TASK TO CARRY OUT: Leave every picture out and write out the records below exactly.

DATA PROVIDED:

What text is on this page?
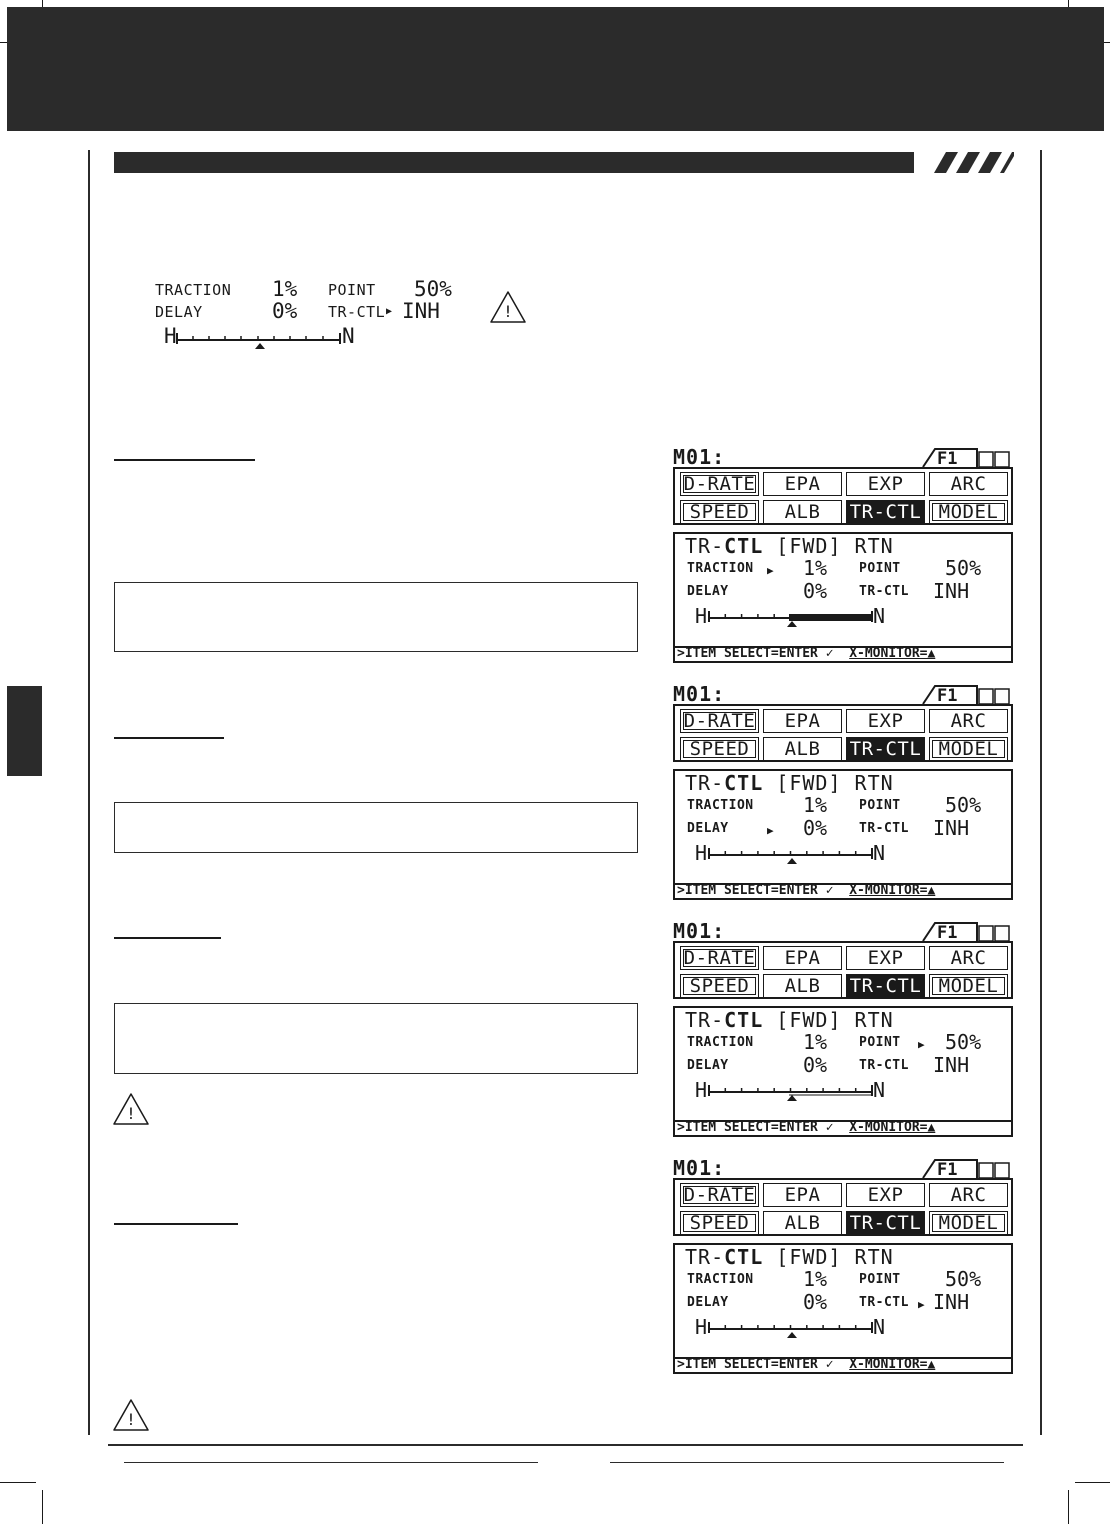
TRACTION 1% POINT 50%
DELAY	0% TR-CTL ▶ INH
H	N
!
!
!
M01:	F1
D-RATE	EPA	EXP	ARC
SPEED	ALB	TR-CTL MODEL
TR-CTL [FWD] RTN
TRACTION 1% POINT 50%
DELAY	0% TR-CTL INH
H	N
▶
>ITEM SELECT=ENTER ✓ X-MONITOR=▲
M01:	F1
D-RATE	EPA	EXP	ARC
SPEED	ALB	TR-CTL MODEL
TR-CTL [FWD] RTN
TRACTION 1% POINT 50%
DELAY	0% TR-CTL INH
H	N
▶
>ITEM SELECT=ENTER ✓ X-MONITOR=▲
M01:	F1
D-RATE	EPA	EXP	ARC
SPEED	ALB	TR-CTL MODEL
TR-CTL [FWD] RTN
TRACTION 1% POINT 50%
DELAY	0% TR-CTL INH
H	N
▶
>ITEM SELECT=ENTER ✓ X-MONITOR=▲
M01:	F1
D-RATE	EPA	EXP	ARC
SPEED	ALB	TR-CTL MODEL
TR-CTL [FWD] RTN
TRACTION 1% POINT 50%
DELAY	0% TR-CTL INH
H	N
▶
>ITEM SELECT=ENTER ✓ X-MONITOR=▲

ANSWER FOR THIS EXERCISE:
What text is on this page?
TRACTION 1% POINT 50%
DELAY	0% TR-CTL ▶ INH
H	N
!
!
!
M01:	F1
D-RATE	EPA	EXP	ARC
SPEED	ALB	TR-CTL MODEL
TR-CTL [FWD] RTN
TRACTION 1% POINT 50%
DELAY	0% TR-CTL INH
H	N
▶
>ITEM SELECT=ENTER ✓ X-MONITOR=▲
M01:	F1
D-RATE	EPA	EXP	ARC
SPEED	ALB	TR-CTL MODEL
TR-CTL [FWD] RTN
TRACTION 1% POINT 50%
DELAY	0% TR-CTL INH
H	N
▶
>ITEM SELECT=ENTER ✓ X-MONITOR=▲
M01:	F1
D-RATE	EPA	EXP	ARC
SPEED	ALB	TR-CTL MODEL
TR-CTL [FWD] RTN
TRACTION 1% POINT 50%
DELAY	0% TR-CTL INH
H	N
▶
>ITEM SELECT=ENTER ✓ X-MONITOR=▲
M01:	F1
D-RATE	EPA	EXP	ARC
SPEED	ALB	TR-CTL MODEL
TR-CTL [FWD] RTN
TRACTION 1% POINT 50%
DELAY	0% TR-CTL INH
H	N
▶
>ITEM SELECT=ENTER ✓ X-MONITOR=▲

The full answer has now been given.